Entries taken from a collection:

┄┄┄┄┄┄┄┄┄┄

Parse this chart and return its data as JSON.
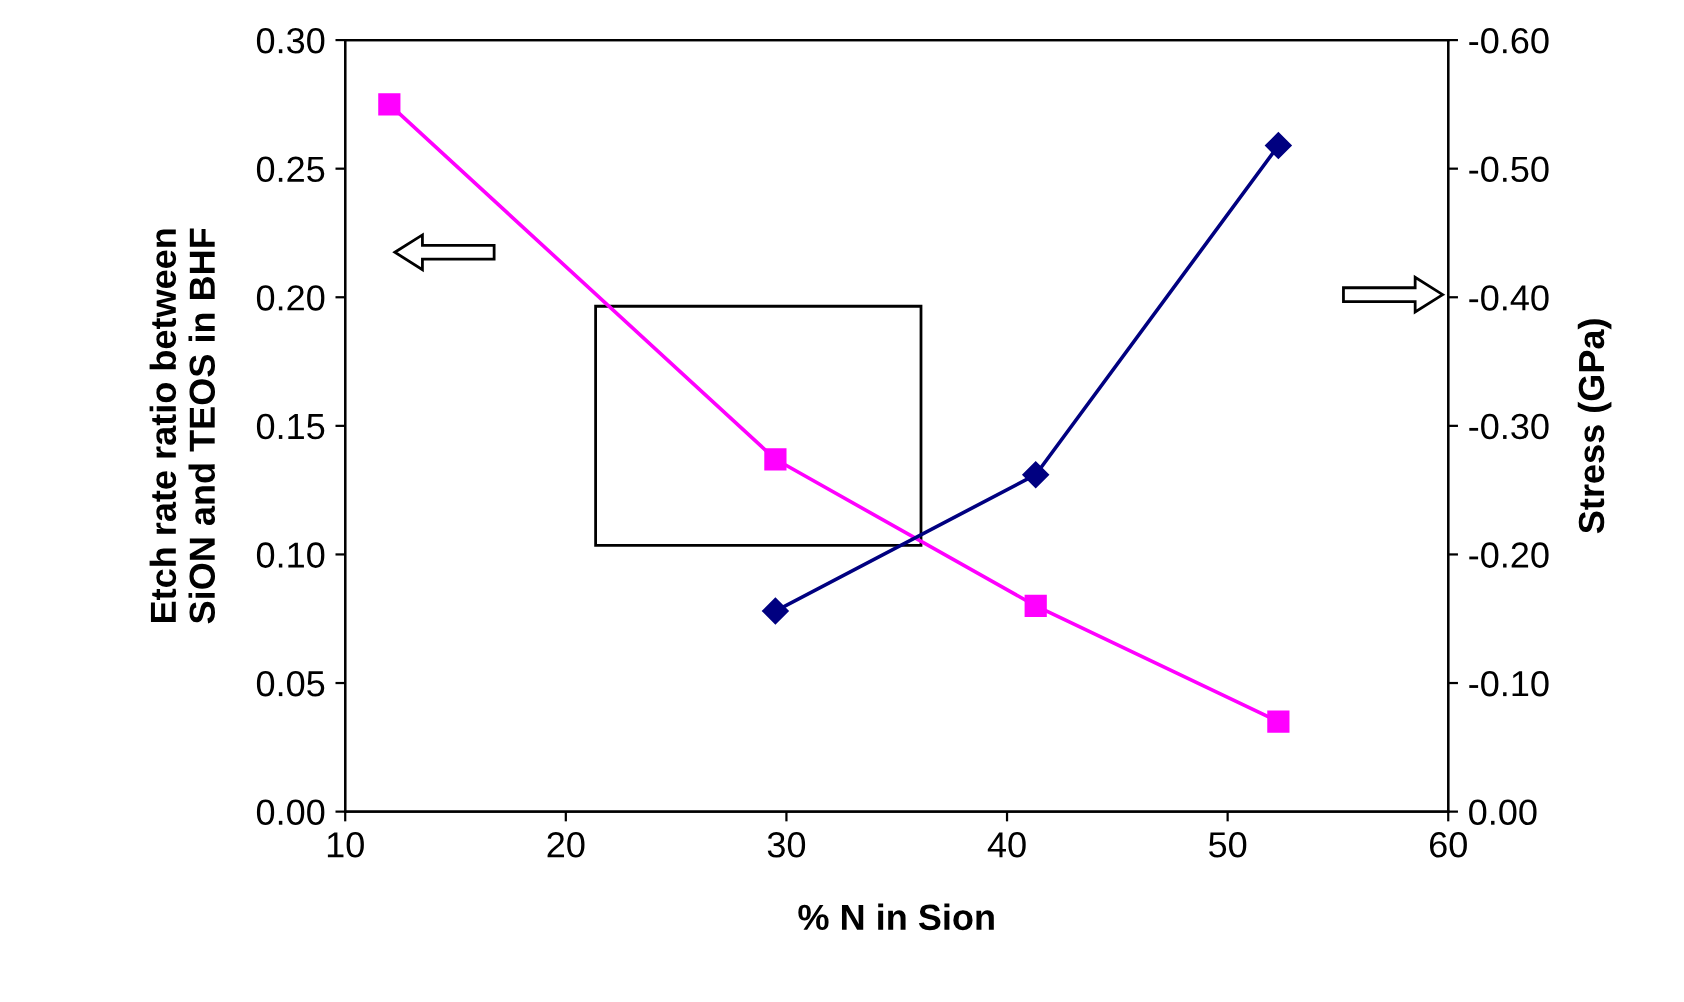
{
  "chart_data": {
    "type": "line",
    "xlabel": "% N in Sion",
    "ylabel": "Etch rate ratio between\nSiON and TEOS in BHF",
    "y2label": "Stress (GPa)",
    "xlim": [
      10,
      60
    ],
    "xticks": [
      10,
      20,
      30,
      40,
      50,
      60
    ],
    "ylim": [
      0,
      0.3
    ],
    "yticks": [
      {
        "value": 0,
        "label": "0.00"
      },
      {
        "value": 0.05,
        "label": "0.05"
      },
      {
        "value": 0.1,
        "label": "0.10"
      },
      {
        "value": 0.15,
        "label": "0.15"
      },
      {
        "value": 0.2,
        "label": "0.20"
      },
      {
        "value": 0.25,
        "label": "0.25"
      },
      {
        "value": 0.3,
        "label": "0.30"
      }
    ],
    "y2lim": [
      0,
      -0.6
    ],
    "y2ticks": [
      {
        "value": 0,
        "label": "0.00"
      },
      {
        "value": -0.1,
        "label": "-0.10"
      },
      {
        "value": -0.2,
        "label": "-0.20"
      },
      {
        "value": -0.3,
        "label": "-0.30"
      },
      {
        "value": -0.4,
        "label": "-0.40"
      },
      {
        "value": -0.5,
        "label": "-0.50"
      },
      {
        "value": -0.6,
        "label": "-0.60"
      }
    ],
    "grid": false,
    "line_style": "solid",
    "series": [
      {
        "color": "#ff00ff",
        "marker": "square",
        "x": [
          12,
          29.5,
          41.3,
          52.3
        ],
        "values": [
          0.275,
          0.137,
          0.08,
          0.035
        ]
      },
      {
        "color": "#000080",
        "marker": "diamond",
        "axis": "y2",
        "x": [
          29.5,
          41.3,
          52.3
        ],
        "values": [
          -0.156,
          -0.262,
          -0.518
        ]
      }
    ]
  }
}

┄┄┄┄┄┄┄┄┄┄

## EXERCISE BRIEF:
Output every entry exactly as given; pictures are not part of the copy.

## COMPLETE OUTPUT:
Parse this chart and return its data as JSON.
{
  "chart_data": {
    "type": "line",
    "xlabel": "% N in Sion",
    "ylabel": "Etch rate ratio between\nSiON and TEOS in BHF",
    "y2label": "Stress (GPa)",
    "xlim": [
      10,
      60
    ],
    "xticks": [
      10,
      20,
      30,
      40,
      50,
      60
    ],
    "ylim": [
      0,
      0.3
    ],
    "yticks": [
      {
        "value": 0,
        "label": "0.00"
      },
      {
        "value": 0.05,
        "label": "0.05"
      },
      {
        "value": 0.1,
        "label": "0.10"
      },
      {
        "value": 0.15,
        "label": "0.15"
      },
      {
        "value": 0.2,
        "label": "0.20"
      },
      {
        "value": 0.25,
        "label": "0.25"
      },
      {
        "value": 0.3,
        "label": "0.30"
      }
    ],
    "y2lim": [
      0,
      -0.6
    ],
    "y2ticks": [
      {
        "value": 0,
        "label": "0.00"
      },
      {
        "value": -0.1,
        "label": "-0.10"
      },
      {
        "value": -0.2,
        "label": "-0.20"
      },
      {
        "value": -0.3,
        "label": "-0.30"
      },
      {
        "value": -0.4,
        "label": "-0.40"
      },
      {
        "value": -0.5,
        "label": "-0.50"
      },
      {
        "value": -0.6,
        "label": "-0.60"
      }
    ],
    "grid": false,
    "line_style": "solid",
    "series": [
      {
        "color": "#ff00ff",
        "marker": "square",
        "x": [
          12,
          29.5,
          41.3,
          52.3
        ],
        "values": [
          0.275,
          0.137,
          0.08,
          0.035
        ]
      },
      {
        "color": "#000080",
        "marker": "diamond",
        "axis": "y2",
        "x": [
          29.5,
          41.3,
          52.3
        ],
        "values": [
          -0.156,
          -0.262,
          -0.518
        ]
      }
    ]
  }
}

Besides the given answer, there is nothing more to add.